> [YOUR GOAL]
Every line containing the word "color" needs to be found and copied.

> [DATA PROVIDED]

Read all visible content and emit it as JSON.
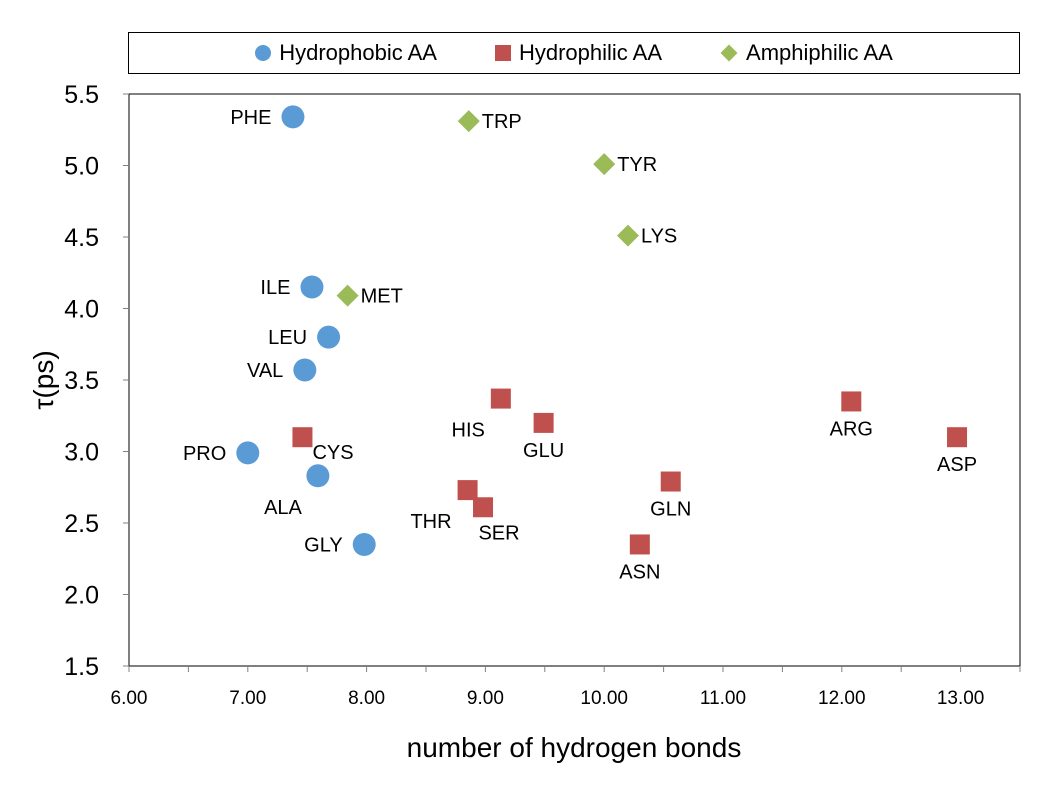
{
  "chart_data": {
    "type": "scatter",
    "title": "",
    "xlabel": "number of hydrogen bonds",
    "ylabel": "τ(ps)",
    "xlim": [
      6.0,
      13.5
    ],
    "ylim": [
      1.5,
      5.5
    ],
    "xticks": [
      "6.00",
      "7.00",
      "8.00",
      "9.00",
      "10.00",
      "11.00",
      "12.00",
      "13.00"
    ],
    "yticks": [
      "1.5",
      "2.0",
      "2.5",
      "3.0",
      "3.5",
      "4.0",
      "4.5",
      "5.0",
      "5.5"
    ],
    "legend_position": "top",
    "series": [
      {
        "name": "Hydrophobic AA",
        "marker": "circle",
        "color": "#5B9BD5",
        "points": [
          {
            "label": "PHE",
            "x": 7.38,
            "y": 5.34,
            "label_pos": "left"
          },
          {
            "label": "ILE",
            "x": 7.54,
            "y": 4.15,
            "label_pos": "left"
          },
          {
            "label": "LEU",
            "x": 7.68,
            "y": 3.8,
            "label_pos": "left"
          },
          {
            "label": "VAL",
            "x": 7.48,
            "y": 3.57,
            "label_pos": "left"
          },
          {
            "label": "PRO",
            "x": 7.0,
            "y": 2.99,
            "label_pos": "left"
          },
          {
            "label": "ALA",
            "x": 7.59,
            "y": 2.83,
            "label_pos": "below-left"
          },
          {
            "label": "GLY",
            "x": 7.98,
            "y": 2.35,
            "label_pos": "left"
          }
        ]
      },
      {
        "name": "Hydrophilic AA",
        "marker": "square",
        "color": "#C0504D",
        "points": [
          {
            "label": "CYS",
            "x": 7.46,
            "y": 3.1,
            "label_pos": "right-below"
          },
          {
            "label": "HIS",
            "x": 9.13,
            "y": 3.37,
            "label_pos": "below-left"
          },
          {
            "label": "GLU",
            "x": 9.49,
            "y": 3.2,
            "label_pos": "below"
          },
          {
            "label": "THR",
            "x": 8.85,
            "y": 2.73,
            "label_pos": "below-left"
          },
          {
            "label": "SER",
            "x": 8.98,
            "y": 2.61,
            "label_pos": "below-right"
          },
          {
            "label": "ASN",
            "x": 10.3,
            "y": 2.35,
            "label_pos": "below"
          },
          {
            "label": "GLN",
            "x": 10.56,
            "y": 2.79,
            "label_pos": "below"
          },
          {
            "label": "ARG",
            "x": 12.08,
            "y": 3.35,
            "label_pos": "below"
          },
          {
            "label": "ASP",
            "x": 12.97,
            "y": 3.1,
            "label_pos": "below"
          }
        ]
      },
      {
        "name": "Amphiphilic AA",
        "marker": "diamond",
        "color": "#9BBB59",
        "points": [
          {
            "label": "TRP",
            "x": 8.86,
            "y": 5.31,
            "label_pos": "right"
          },
          {
            "label": "TYR",
            "x": 10.0,
            "y": 5.01,
            "label_pos": "right"
          },
          {
            "label": "LYS",
            "x": 10.2,
            "y": 4.51,
            "label_pos": "right"
          },
          {
            "label": "MET",
            "x": 7.84,
            "y": 4.09,
            "label_pos": "right"
          }
        ]
      }
    ]
  }
}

> [RESULT OF THE EXERCISE]
        "color": "#5B9BD5",
        "color": "#C0504D",
        "color": "#9BBB59",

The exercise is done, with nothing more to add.